- **Material**

━━━━━━━━━━━━━━━━

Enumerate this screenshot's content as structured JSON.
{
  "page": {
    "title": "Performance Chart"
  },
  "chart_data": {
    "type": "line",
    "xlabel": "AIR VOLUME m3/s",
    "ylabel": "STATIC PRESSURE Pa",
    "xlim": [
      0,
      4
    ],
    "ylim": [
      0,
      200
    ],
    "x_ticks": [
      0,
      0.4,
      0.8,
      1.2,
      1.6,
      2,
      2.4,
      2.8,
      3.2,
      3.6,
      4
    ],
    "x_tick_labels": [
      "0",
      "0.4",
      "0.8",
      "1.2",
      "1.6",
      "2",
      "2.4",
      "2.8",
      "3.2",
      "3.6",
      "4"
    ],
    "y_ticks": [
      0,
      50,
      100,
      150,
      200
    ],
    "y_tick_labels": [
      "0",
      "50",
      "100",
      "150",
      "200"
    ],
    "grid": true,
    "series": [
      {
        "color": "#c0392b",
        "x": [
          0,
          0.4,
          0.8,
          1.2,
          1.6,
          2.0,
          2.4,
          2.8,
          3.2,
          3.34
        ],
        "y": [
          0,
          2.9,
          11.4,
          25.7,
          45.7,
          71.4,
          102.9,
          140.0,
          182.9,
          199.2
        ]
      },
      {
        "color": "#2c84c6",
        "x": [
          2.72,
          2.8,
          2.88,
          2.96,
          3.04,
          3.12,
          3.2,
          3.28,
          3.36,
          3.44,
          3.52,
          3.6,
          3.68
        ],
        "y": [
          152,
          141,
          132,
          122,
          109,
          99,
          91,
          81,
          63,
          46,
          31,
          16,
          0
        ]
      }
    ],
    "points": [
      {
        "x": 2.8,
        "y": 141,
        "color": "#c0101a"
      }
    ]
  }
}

━━━━━━━━━━━━━━━━

- **Given problem**
Select all lines with the word "color" from the entries above.

- **Response to the task**
        "color": "#c0392b",
        "color": "#2c84c6",
        "color": "#c0101a"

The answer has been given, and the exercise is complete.